WHAT YOU ARE ASKED TO DO
Find how many lines in the data below include the word "documents", then write only that number.

RAW RECORDS

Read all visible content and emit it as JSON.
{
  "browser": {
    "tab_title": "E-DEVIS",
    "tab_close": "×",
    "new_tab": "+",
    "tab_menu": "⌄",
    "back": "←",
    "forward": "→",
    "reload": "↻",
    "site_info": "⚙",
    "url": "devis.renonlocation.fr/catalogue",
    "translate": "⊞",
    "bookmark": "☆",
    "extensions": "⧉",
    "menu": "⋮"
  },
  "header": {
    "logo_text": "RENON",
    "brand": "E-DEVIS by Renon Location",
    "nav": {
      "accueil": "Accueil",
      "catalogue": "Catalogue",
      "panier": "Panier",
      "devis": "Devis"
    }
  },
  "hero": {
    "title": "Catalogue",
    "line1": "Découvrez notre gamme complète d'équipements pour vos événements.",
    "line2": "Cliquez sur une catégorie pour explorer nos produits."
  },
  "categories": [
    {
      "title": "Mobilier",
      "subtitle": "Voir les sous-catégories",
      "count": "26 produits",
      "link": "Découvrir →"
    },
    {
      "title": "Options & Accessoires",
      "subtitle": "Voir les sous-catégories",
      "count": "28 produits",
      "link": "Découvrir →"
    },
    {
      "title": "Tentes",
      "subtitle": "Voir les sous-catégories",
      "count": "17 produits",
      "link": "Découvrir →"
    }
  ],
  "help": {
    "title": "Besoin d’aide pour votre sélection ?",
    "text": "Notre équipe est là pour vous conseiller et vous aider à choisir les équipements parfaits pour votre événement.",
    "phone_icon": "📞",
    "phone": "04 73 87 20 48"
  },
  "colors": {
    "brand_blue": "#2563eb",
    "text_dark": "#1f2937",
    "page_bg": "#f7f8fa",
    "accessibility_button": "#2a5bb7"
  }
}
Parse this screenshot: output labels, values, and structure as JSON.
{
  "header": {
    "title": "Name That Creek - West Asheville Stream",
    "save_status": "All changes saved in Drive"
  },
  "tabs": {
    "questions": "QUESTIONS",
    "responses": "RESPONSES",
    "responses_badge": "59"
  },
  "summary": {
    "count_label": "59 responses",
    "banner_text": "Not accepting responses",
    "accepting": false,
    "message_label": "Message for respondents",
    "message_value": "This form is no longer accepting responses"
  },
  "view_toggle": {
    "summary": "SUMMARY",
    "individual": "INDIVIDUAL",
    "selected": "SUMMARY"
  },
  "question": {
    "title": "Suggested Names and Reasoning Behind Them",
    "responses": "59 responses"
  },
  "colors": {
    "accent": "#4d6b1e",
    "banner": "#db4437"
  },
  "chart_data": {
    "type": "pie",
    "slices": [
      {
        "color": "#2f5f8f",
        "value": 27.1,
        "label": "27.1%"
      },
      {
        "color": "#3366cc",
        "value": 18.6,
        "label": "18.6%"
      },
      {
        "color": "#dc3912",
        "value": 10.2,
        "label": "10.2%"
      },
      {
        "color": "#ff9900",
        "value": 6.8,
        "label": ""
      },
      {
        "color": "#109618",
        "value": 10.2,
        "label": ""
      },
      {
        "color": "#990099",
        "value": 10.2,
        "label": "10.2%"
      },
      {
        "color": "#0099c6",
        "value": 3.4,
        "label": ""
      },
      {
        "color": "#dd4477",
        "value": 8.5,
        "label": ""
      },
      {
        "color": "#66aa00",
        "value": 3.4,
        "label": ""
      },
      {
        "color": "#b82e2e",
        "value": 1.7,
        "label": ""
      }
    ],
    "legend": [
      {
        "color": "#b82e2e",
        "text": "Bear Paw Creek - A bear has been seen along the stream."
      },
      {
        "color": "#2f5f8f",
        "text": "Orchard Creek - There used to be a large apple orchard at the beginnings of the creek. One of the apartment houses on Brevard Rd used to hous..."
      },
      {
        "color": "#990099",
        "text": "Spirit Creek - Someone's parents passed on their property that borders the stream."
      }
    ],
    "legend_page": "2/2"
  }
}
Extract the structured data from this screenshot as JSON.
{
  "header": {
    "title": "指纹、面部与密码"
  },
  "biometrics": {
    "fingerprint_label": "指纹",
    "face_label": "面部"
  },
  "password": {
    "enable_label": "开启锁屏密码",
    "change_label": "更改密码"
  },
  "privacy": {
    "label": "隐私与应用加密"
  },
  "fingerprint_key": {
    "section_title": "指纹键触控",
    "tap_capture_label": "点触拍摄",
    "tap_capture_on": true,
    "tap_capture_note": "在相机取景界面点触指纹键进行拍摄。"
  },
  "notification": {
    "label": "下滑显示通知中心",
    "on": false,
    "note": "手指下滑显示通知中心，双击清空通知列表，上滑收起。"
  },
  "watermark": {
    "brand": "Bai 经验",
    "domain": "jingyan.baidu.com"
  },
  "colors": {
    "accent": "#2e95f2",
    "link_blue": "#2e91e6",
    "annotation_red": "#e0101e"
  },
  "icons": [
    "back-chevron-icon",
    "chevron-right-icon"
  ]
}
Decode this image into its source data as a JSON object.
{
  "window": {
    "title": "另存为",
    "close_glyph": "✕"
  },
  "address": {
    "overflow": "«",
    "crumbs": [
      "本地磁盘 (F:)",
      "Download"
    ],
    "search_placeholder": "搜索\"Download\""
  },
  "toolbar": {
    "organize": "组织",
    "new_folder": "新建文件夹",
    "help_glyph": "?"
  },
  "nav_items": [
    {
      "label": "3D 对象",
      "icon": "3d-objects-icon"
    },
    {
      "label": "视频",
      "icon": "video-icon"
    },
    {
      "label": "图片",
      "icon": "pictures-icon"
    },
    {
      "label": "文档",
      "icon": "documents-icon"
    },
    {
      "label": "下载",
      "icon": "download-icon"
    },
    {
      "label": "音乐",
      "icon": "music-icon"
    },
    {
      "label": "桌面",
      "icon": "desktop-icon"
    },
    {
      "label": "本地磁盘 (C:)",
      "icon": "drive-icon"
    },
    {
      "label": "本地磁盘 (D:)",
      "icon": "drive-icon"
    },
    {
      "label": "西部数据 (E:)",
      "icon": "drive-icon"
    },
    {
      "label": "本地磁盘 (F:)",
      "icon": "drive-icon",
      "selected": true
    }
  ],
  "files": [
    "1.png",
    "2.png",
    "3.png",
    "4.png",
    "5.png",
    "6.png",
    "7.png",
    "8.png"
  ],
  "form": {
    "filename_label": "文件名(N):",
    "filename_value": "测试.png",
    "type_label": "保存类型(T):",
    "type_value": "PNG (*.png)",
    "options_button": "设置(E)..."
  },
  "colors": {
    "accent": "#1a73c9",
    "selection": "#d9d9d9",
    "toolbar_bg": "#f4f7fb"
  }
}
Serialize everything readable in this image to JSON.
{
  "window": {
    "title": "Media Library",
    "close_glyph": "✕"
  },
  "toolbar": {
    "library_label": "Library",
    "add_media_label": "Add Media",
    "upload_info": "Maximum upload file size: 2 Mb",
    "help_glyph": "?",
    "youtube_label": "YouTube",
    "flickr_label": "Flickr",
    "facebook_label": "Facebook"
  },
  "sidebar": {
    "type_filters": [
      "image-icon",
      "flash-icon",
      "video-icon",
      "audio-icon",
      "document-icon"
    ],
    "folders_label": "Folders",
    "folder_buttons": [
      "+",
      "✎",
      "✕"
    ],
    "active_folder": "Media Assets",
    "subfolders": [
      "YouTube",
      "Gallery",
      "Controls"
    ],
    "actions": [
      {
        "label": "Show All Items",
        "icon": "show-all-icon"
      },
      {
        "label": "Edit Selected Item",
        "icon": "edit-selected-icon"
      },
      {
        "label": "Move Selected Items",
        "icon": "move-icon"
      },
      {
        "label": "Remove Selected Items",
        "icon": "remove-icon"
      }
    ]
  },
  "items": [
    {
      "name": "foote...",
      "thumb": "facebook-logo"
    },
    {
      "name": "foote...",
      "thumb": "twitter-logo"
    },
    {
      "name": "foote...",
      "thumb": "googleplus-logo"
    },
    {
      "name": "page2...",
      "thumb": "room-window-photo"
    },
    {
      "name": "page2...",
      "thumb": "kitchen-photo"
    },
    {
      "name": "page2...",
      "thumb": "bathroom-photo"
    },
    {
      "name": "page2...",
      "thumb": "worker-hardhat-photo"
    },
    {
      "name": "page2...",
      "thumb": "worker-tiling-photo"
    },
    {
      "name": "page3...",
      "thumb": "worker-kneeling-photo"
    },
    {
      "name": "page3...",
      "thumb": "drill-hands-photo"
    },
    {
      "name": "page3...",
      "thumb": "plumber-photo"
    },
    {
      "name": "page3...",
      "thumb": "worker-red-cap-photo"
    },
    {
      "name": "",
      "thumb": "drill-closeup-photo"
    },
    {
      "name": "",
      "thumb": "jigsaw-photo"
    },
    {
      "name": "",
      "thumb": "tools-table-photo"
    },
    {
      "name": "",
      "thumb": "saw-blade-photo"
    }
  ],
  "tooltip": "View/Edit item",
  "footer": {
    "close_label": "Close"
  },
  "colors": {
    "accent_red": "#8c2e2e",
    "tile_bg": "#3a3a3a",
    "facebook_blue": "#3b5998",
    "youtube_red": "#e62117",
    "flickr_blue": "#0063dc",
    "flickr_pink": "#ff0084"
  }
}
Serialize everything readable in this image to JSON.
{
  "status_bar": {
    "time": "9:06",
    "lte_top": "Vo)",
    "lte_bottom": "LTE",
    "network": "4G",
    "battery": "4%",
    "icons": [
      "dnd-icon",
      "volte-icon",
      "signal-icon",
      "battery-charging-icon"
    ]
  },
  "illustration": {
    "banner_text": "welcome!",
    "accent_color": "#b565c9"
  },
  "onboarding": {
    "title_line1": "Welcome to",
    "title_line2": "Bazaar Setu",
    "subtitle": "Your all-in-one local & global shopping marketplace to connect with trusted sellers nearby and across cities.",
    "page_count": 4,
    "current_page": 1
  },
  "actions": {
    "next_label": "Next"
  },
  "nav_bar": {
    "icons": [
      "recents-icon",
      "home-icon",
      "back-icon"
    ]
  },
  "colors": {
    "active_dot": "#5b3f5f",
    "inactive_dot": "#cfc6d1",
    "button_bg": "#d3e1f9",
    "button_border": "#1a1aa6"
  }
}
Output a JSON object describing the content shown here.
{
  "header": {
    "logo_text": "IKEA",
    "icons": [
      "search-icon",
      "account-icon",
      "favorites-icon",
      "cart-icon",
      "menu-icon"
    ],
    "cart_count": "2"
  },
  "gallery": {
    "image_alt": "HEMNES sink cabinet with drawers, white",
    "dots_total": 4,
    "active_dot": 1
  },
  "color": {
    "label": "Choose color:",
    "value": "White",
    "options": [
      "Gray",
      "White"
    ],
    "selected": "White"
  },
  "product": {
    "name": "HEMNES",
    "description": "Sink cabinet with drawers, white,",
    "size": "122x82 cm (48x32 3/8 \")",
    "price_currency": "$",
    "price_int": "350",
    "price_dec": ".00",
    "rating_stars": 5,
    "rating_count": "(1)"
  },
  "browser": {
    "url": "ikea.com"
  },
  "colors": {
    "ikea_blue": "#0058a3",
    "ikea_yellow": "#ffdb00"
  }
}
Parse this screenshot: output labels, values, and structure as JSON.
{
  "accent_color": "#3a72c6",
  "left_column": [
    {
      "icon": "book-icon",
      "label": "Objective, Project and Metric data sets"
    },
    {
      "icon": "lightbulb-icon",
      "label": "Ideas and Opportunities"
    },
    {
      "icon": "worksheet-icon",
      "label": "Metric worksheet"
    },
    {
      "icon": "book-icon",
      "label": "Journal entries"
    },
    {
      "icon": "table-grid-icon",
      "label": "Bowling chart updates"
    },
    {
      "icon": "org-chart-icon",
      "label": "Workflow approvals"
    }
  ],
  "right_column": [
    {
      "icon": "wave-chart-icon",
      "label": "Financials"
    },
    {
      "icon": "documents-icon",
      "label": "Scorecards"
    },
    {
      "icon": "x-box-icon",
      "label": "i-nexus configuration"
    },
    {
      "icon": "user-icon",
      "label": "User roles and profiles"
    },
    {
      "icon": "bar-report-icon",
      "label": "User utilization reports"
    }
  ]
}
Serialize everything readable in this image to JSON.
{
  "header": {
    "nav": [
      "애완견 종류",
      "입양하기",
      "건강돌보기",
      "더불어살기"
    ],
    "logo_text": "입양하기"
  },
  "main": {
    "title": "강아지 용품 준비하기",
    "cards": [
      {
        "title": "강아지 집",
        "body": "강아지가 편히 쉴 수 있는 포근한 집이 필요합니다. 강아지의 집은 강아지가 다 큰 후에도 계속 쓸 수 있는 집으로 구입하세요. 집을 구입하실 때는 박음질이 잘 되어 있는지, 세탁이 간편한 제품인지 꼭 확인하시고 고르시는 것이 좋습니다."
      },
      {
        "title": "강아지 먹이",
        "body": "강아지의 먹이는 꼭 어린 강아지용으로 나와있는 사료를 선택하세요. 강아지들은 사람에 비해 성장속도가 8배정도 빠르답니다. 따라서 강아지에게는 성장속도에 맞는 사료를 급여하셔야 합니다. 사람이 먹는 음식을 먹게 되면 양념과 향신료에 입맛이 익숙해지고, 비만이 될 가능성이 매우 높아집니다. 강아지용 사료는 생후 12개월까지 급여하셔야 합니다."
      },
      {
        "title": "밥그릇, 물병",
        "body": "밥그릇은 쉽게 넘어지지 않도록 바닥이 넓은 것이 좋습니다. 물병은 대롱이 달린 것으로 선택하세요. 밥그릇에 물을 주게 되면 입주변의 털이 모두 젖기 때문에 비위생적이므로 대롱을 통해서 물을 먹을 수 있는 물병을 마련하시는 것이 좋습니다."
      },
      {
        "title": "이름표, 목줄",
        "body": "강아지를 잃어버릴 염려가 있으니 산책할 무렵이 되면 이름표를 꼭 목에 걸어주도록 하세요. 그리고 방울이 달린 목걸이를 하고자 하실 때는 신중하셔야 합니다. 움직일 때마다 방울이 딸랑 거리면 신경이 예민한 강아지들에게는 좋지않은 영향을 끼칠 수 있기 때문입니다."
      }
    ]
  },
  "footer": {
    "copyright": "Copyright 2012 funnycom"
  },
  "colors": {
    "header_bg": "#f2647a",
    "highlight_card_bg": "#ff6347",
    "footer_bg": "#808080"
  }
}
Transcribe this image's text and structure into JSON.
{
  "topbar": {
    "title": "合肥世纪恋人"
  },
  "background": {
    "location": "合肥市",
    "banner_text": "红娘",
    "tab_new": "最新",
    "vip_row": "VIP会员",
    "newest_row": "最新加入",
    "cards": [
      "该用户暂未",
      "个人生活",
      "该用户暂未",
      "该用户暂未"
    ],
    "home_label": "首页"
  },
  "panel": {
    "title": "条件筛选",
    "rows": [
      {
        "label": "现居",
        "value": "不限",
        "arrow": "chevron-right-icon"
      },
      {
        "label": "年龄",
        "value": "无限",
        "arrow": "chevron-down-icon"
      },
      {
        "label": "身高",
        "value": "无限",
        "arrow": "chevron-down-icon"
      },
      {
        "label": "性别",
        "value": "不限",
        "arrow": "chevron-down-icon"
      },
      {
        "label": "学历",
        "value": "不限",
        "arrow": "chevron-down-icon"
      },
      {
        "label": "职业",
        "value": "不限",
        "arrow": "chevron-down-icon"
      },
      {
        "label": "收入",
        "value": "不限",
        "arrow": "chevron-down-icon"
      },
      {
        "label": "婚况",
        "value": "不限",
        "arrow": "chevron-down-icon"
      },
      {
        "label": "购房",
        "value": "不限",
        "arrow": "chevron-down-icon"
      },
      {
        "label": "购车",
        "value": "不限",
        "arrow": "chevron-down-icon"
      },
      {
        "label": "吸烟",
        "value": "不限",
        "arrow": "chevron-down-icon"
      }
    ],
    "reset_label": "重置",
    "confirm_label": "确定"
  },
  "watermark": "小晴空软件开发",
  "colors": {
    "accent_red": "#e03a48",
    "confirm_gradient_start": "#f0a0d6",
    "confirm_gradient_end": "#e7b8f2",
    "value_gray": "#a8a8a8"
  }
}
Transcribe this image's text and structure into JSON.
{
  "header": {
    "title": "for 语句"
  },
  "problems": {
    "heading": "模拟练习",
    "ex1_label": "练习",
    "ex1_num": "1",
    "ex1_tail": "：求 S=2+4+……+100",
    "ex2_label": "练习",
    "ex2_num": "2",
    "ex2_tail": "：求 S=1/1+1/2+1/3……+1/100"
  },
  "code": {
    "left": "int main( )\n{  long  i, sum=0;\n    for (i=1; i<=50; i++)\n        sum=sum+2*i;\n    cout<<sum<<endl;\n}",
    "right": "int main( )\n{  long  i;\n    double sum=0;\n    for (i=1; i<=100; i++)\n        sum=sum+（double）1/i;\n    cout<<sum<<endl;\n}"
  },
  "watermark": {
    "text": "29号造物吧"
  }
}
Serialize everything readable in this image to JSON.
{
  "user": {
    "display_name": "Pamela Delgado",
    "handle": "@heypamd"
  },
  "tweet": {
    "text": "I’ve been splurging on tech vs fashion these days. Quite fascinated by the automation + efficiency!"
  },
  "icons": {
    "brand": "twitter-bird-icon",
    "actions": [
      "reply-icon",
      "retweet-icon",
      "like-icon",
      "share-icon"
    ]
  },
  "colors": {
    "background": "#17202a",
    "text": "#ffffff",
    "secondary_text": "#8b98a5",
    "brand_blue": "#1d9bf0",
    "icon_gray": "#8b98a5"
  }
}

RESULT OF THE TASK
2